CHALLENGE:
The material below should be written out in full and exactly; pictures stay out of the copy.

DATA SHOWN:
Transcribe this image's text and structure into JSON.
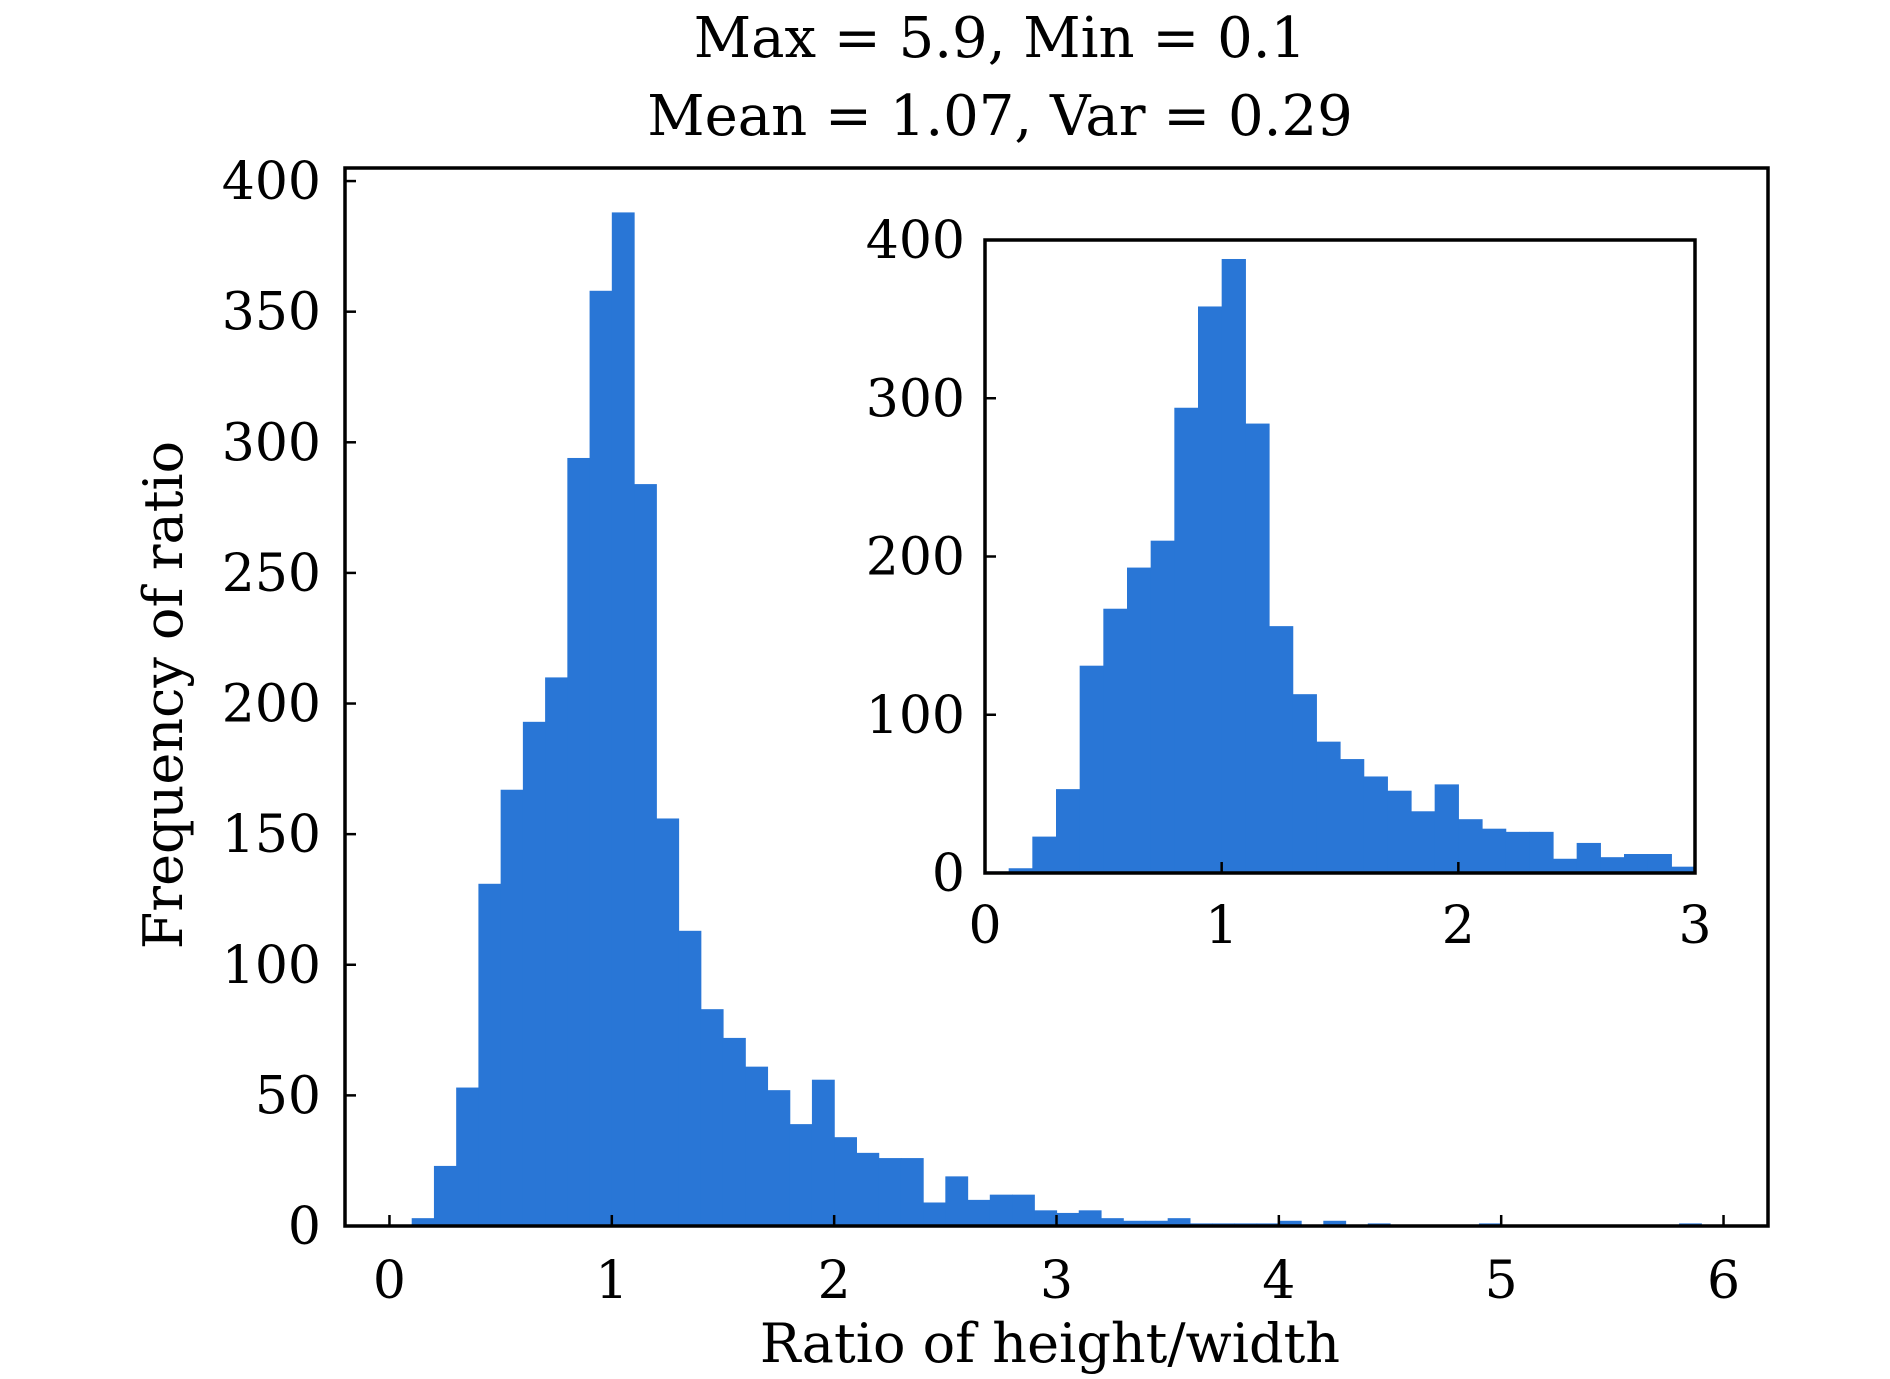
{
  "chart_data": [
    {
      "type": "bar",
      "title": "Max = 5.9, Min = 0.1",
      "subtitle": "Mean = 1.07, Var = 0.29",
      "xlabel": "Ratio of height/width",
      "ylabel": "Frequency of ratio",
      "xlim": [
        -0.2,
        6.2
      ],
      "ylim": [
        0,
        405
      ],
      "xticks": [
        0,
        1,
        2,
        3,
        4,
        5,
        6
      ],
      "yticks": [
        0,
        50,
        100,
        150,
        200,
        250,
        300,
        350,
        400
      ],
      "xtick_labels": [
        "0",
        "1",
        "2",
        "3",
        "4",
        "5",
        "6"
      ],
      "ytick_labels": [
        "0",
        "50",
        "100",
        "150",
        "200",
        "250",
        "300",
        "350",
        "400"
      ],
      "bin_width": 0.1,
      "bin_starts": [
        0.1,
        0.2,
        0.3,
        0.4,
        0.5,
        0.6,
        0.7,
        0.8,
        0.9,
        1.0,
        1.1,
        1.2,
        1.3,
        1.4,
        1.5,
        1.6,
        1.7,
        1.8,
        1.9,
        2.0,
        2.1,
        2.2,
        2.3,
        2.4,
        2.5,
        2.6,
        2.7,
        2.8,
        2.9,
        3.0,
        3.1,
        3.2,
        3.3,
        3.4,
        3.5,
        3.6,
        3.7,
        3.8,
        3.9,
        4.0,
        4.1,
        4.2,
        4.3,
        4.4,
        4.5,
        4.6,
        4.7,
        4.8,
        4.9,
        5.0,
        5.1,
        5.2,
        5.3,
        5.4,
        5.5,
        5.6,
        5.7,
        5.8
      ],
      "values": [
        3,
        23,
        53,
        131,
        167,
        193,
        210,
        294,
        358,
        388,
        284,
        156,
        113,
        83,
        72,
        61,
        52,
        39,
        56,
        34,
        28,
        26,
        26,
        9,
        19,
        10,
        12,
        12,
        6,
        5,
        6,
        3,
        2,
        2,
        3,
        1,
        1,
        1,
        1,
        2,
        0,
        2,
        0,
        1,
        0,
        0,
        0,
        0,
        1,
        0,
        0,
        0,
        0,
        0,
        0,
        0,
        0,
        1
      ],
      "color": "#2976d6",
      "grid": false,
      "tick_direction": "in"
    },
    {
      "type": "bar",
      "title": "",
      "xlabel": "",
      "ylabel": "",
      "xlim": [
        0,
        3
      ],
      "ylim": [
        0,
        400
      ],
      "xticks": [
        0,
        1,
        2,
        3
      ],
      "yticks": [
        0,
        100,
        200,
        300,
        400
      ],
      "xtick_labels": [
        "0",
        "1",
        "2",
        "3"
      ],
      "ytick_labels": [
        "0",
        "100",
        "200",
        "300",
        "400"
      ],
      "bin_width": 0.1,
      "bin_starts": [
        0.0,
        0.1,
        0.2,
        0.3,
        0.4,
        0.5,
        0.6,
        0.7,
        0.8,
        0.9,
        1.0,
        1.1,
        1.2,
        1.3,
        1.4,
        1.5,
        1.6,
        1.7,
        1.8,
        1.9,
        2.0,
        2.1,
        2.2,
        2.3,
        2.4,
        2.5,
        2.6,
        2.7,
        2.8,
        2.9
      ],
      "values": [
        1,
        3,
        23,
        53,
        131,
        167,
        193,
        210,
        294,
        358,
        388,
        284,
        156,
        113,
        83,
        72,
        61,
        52,
        39,
        56,
        34,
        28,
        26,
        26,
        9,
        19,
        10,
        12,
        12,
        4
      ],
      "color": "#2976d6",
      "grid": false,
      "tick_direction": "in"
    }
  ]
}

ANSWER TO THIS EXERCISE:
Transcribe this image's text and structure into JSON.
{
  "chart_data": [
    {
      "type": "bar",
      "title": "Max = 5.9, Min = 0.1",
      "subtitle": "Mean = 1.07, Var = 0.29",
      "xlabel": "Ratio of height/width",
      "ylabel": "Frequency of ratio",
      "xlim": [
        -0.2,
        6.2
      ],
      "ylim": [
        0,
        405
      ],
      "xticks": [
        0,
        1,
        2,
        3,
        4,
        5,
        6
      ],
      "yticks": [
        0,
        50,
        100,
        150,
        200,
        250,
        300,
        350,
        400
      ],
      "xtick_labels": [
        "0",
        "1",
        "2",
        "3",
        "4",
        "5",
        "6"
      ],
      "ytick_labels": [
        "0",
        "50",
        "100",
        "150",
        "200",
        "250",
        "300",
        "350",
        "400"
      ],
      "bin_width": 0.1,
      "bin_starts": [
        0.1,
        0.2,
        0.3,
        0.4,
        0.5,
        0.6,
        0.7,
        0.8,
        0.9,
        1.0,
        1.1,
        1.2,
        1.3,
        1.4,
        1.5,
        1.6,
        1.7,
        1.8,
        1.9,
        2.0,
        2.1,
        2.2,
        2.3,
        2.4,
        2.5,
        2.6,
        2.7,
        2.8,
        2.9,
        3.0,
        3.1,
        3.2,
        3.3,
        3.4,
        3.5,
        3.6,
        3.7,
        3.8,
        3.9,
        4.0,
        4.1,
        4.2,
        4.3,
        4.4,
        4.5,
        4.6,
        4.7,
        4.8,
        4.9,
        5.0,
        5.1,
        5.2,
        5.3,
        5.4,
        5.5,
        5.6,
        5.7,
        5.8
      ],
      "values": [
        3,
        23,
        53,
        131,
        167,
        193,
        210,
        294,
        358,
        388,
        284,
        156,
        113,
        83,
        72,
        61,
        52,
        39,
        56,
        34,
        28,
        26,
        26,
        9,
        19,
        10,
        12,
        12,
        6,
        5,
        6,
        3,
        2,
        2,
        3,
        1,
        1,
        1,
        1,
        2,
        0,
        2,
        0,
        1,
        0,
        0,
        0,
        0,
        1,
        0,
        0,
        0,
        0,
        0,
        0,
        0,
        0,
        1
      ],
      "color": "#2976d6",
      "grid": false,
      "tick_direction": "in"
    },
    {
      "type": "bar",
      "title": "",
      "xlabel": "",
      "ylabel": "",
      "xlim": [
        0,
        3
      ],
      "ylim": [
        0,
        400
      ],
      "xticks": [
        0,
        1,
        2,
        3
      ],
      "yticks": [
        0,
        100,
        200,
        300,
        400
      ],
      "xtick_labels": [
        "0",
        "1",
        "2",
        "3"
      ],
      "ytick_labels": [
        "0",
        "100",
        "200",
        "300",
        "400"
      ],
      "bin_width": 0.1,
      "bin_starts": [
        0.0,
        0.1,
        0.2,
        0.3,
        0.4,
        0.5,
        0.6,
        0.7,
        0.8,
        0.9,
        1.0,
        1.1,
        1.2,
        1.3,
        1.4,
        1.5,
        1.6,
        1.7,
        1.8,
        1.9,
        2.0,
        2.1,
        2.2,
        2.3,
        2.4,
        2.5,
        2.6,
        2.7,
        2.8,
        2.9
      ],
      "values": [
        1,
        3,
        23,
        53,
        131,
        167,
        193,
        210,
        294,
        358,
        388,
        284,
        156,
        113,
        83,
        72,
        61,
        52,
        39,
        56,
        34,
        28,
        26,
        26,
        9,
        19,
        10,
        12,
        12,
        4
      ],
      "color": "#2976d6",
      "grid": false,
      "tick_direction": "in"
    }
  ]
}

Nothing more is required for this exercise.